The problem:
Below are the records; locate each line with the word "color" and copy it.

Input records:

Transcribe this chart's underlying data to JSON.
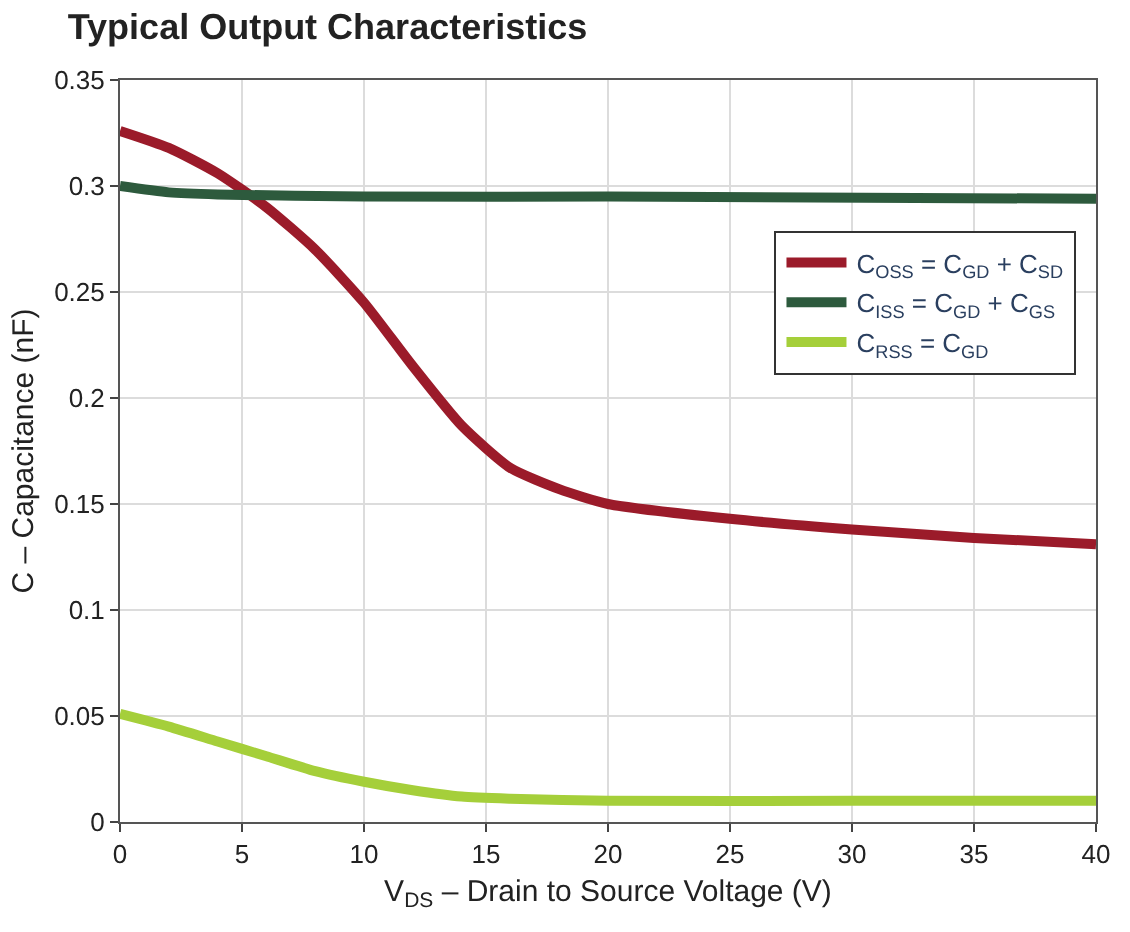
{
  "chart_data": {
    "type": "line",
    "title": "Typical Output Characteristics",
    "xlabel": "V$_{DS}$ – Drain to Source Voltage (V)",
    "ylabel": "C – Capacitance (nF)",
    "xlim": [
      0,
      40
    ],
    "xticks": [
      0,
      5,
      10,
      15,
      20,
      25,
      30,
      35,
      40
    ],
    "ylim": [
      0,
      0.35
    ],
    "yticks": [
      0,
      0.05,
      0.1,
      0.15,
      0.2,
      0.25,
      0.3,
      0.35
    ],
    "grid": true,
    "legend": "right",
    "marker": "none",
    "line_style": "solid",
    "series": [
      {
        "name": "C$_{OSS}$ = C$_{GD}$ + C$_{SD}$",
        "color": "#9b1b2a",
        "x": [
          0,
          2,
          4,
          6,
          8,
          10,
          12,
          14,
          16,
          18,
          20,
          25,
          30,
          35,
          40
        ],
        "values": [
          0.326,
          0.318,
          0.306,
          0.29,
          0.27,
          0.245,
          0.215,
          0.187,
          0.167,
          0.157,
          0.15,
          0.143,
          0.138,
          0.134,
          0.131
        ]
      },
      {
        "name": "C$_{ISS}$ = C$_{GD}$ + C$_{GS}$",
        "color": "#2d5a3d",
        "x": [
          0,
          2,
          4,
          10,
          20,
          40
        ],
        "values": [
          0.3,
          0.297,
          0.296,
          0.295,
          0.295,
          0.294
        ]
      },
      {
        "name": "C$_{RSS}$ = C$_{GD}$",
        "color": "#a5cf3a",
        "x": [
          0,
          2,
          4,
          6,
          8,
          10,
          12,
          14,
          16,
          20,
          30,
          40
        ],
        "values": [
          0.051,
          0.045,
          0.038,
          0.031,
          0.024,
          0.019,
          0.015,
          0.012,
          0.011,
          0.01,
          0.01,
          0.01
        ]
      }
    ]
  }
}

The reply:
        "color": "#9b1b2a",
        "color": "#2d5a3d",
        "color": "#a5cf3a",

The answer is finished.